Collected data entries
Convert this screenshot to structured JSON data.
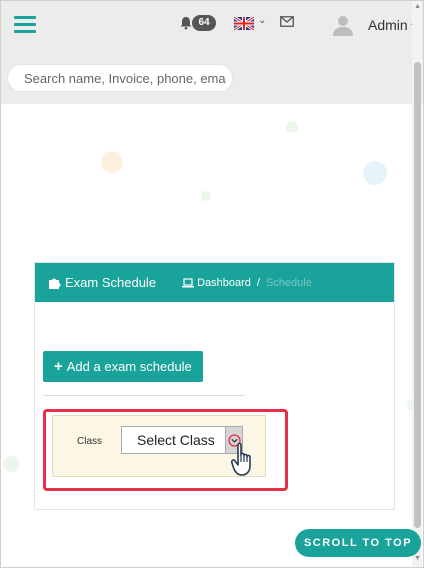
{
  "header": {
    "notification_count": "64",
    "user_name": "Admin"
  },
  "search": {
    "placeholder": "Search name, Invoice, phone, ema"
  },
  "card": {
    "title": "Exam Schedule",
    "breadcrumb": {
      "home": "Dashboard",
      "separator": "/",
      "current": "Schedule"
    },
    "add_button_label": "Add a exam schedule",
    "filter": {
      "label": "Class",
      "select_value": "Select Class"
    }
  },
  "scroll_top_label": "SCROLL TO TOP",
  "colors": {
    "accent": "#1aa39a",
    "highlight": "#e53048",
    "filter_bg": "#fcf6e5"
  },
  "icons": [
    "menu-icon",
    "bell-icon",
    "uk-flag-icon",
    "mail-icon",
    "avatar-icon",
    "puzzle-icon",
    "laptop-icon",
    "plus-icon",
    "chevron-down-icon",
    "hand-pointer-icon"
  ]
}
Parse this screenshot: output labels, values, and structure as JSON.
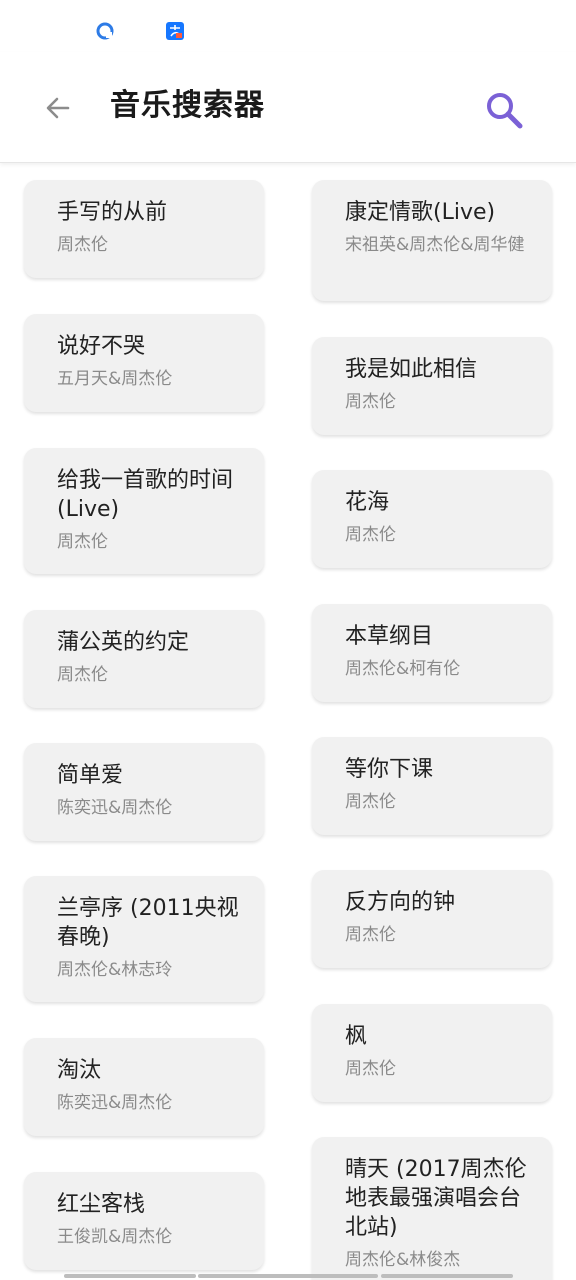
{
  "app": {
    "title": "音乐搜索器"
  },
  "colors": {
    "accent": "#7b61d6",
    "card_bg": "#f1f1f1",
    "artist_text": "#8a8a8a"
  },
  "left_column": [
    {
      "title": "手写的从前",
      "artist": "周杰伦"
    },
    {
      "title": "说好不哭",
      "artist": "五月天&周杰伦"
    },
    {
      "title": "给我一首歌的时间 (Live)",
      "artist": "周杰伦"
    },
    {
      "title": "蒲公英的约定",
      "artist": "周杰伦"
    },
    {
      "title": "简单爱",
      "artist": "陈奕迅&周杰伦"
    },
    {
      "title": "兰亭序 (2011央视春晚)",
      "artist": "周杰伦&林志玲"
    },
    {
      "title": "淘汰",
      "artist": "陈奕迅&周杰伦"
    },
    {
      "title": "红尘客栈",
      "artist": "王俊凯&周杰伦"
    }
  ],
  "right_column": [
    {
      "title": "康定情歌(Live)",
      "artist": "宋祖英&周杰伦&周华健"
    },
    {
      "title": "我是如此相信",
      "artist": "周杰伦"
    },
    {
      "title": "花海",
      "artist": "周杰伦"
    },
    {
      "title": "本草纲目",
      "artist": "周杰伦&柯有伦"
    },
    {
      "title": "等你下课",
      "artist": "周杰伦"
    },
    {
      "title": "反方向的钟",
      "artist": "周杰伦"
    },
    {
      "title": "枫",
      "artist": "周杰伦"
    },
    {
      "title": "晴天 (2017周杰伦地表最强演唱会台北站)",
      "artist": "周杰伦&林俊杰"
    }
  ]
}
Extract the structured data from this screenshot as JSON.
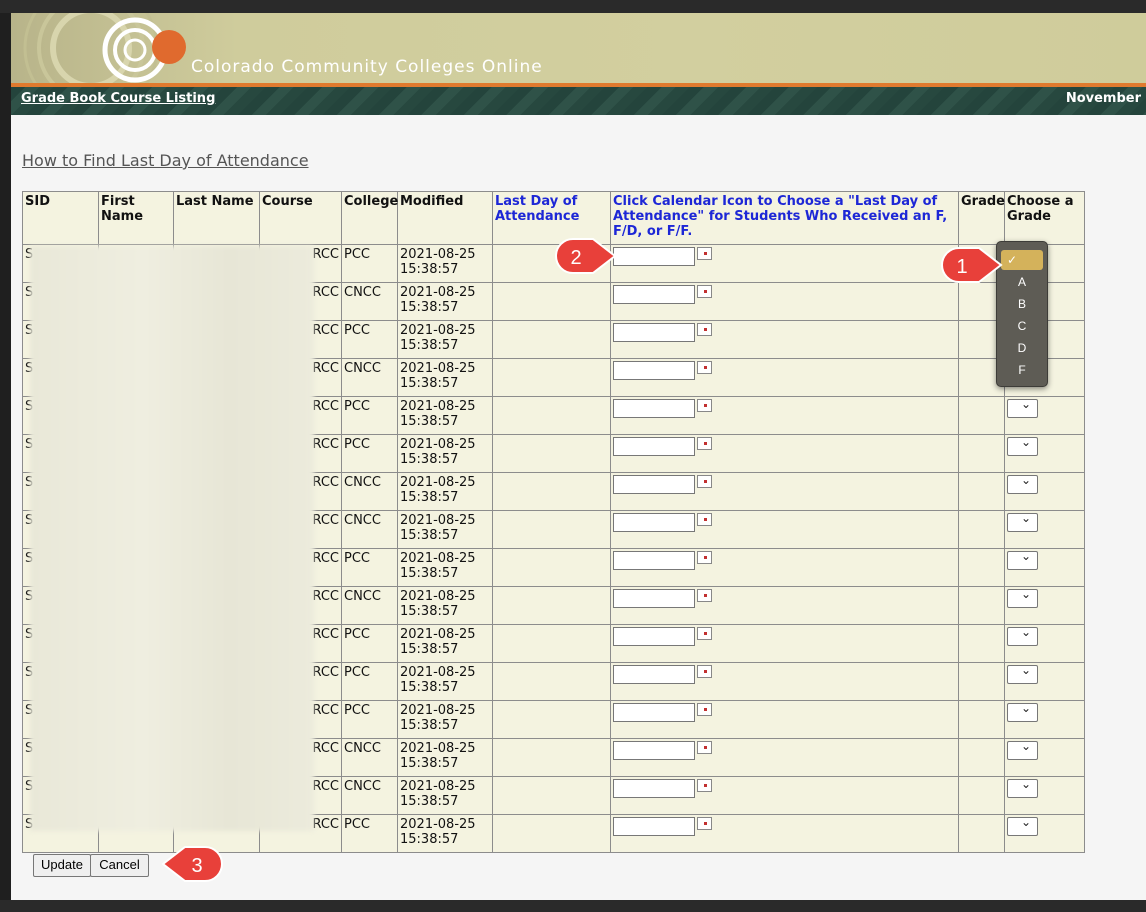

◆ **WHAT YOU NEED TO DO**:
Transcribe the records word for word and include no pictures.

◆ **RESULT OF THE TASK**:
Convert this screenshot to structured JSON data.
{
  "header": {
    "notification_count": "64",
    "user_name": "Admin"
  },
  "search": {
    "placeholder": "Search name, Invoice, phone, ema"
  },
  "card": {
    "title": "Exam Schedule",
    "breadcrumb": {
      "home": "Dashboard",
      "separator": "/",
      "current": "Schedule"
    },
    "add_button_label": "Add a exam schedule",
    "filter": {
      "label": "Class",
      "select_value": "Select Class"
    }
  },
  "scroll_top_label": "SCROLL TO TOP",
  "colors": {
    "accent": "#1aa39a",
    "highlight": "#e53048",
    "filter_bg": "#fcf6e5"
  },
  "icons": [
    "menu-icon",
    "bell-icon",
    "uk-flag-icon",
    "mail-icon",
    "avatar-icon",
    "puzzle-icon",
    "laptop-icon",
    "plus-icon",
    "chevron-down-icon",
    "hand-pointer-icon"
  ]
}
Parse this screenshot: output labels, values, and structure as JSON.
{
  "app": {
    "title": "音乐搜索器"
  },
  "colors": {
    "accent": "#7b61d6",
    "card_bg": "#f1f1f1",
    "artist_text": "#8a8a8a"
  },
  "left_column": [
    {
      "title": "手写的从前",
      "artist": "周杰伦"
    },
    {
      "title": "说好不哭",
      "artist": "五月天&周杰伦"
    },
    {
      "title": "给我一首歌的时间 (Live)",
      "artist": "周杰伦"
    },
    {
      "title": "蒲公英的约定",
      "artist": "周杰伦"
    },
    {
      "title": "简单爱",
      "artist": "陈奕迅&周杰伦"
    },
    {
      "title": "兰亭序 (2011央视春晚)",
      "artist": "周杰伦&林志玲"
    },
    {
      "title": "淘汰",
      "artist": "陈奕迅&周杰伦"
    },
    {
      "title": "红尘客栈",
      "artist": "王俊凯&周杰伦"
    }
  ],
  "right_column": [
    {
      "title": "康定情歌(Live)",
      "artist": "宋祖英&周杰伦&周华健"
    },
    {
      "title": "我是如此相信",
      "artist": "周杰伦"
    },
    {
      "title": "花海",
      "artist": "周杰伦"
    },
    {
      "title": "本草纲目",
      "artist": "周杰伦&柯有伦"
    },
    {
      "title": "等你下课",
      "artist": "周杰伦"
    },
    {
      "title": "反方向的钟",
      "artist": "周杰伦"
    },
    {
      "title": "枫",
      "artist": "周杰伦"
    },
    {
      "title": "晴天 (2017周杰伦地表最强演唱会台北站)",
      "artist": "周杰伦&林俊杰"
    }
  ]
}
Extract the structured data from this screenshot as JSON.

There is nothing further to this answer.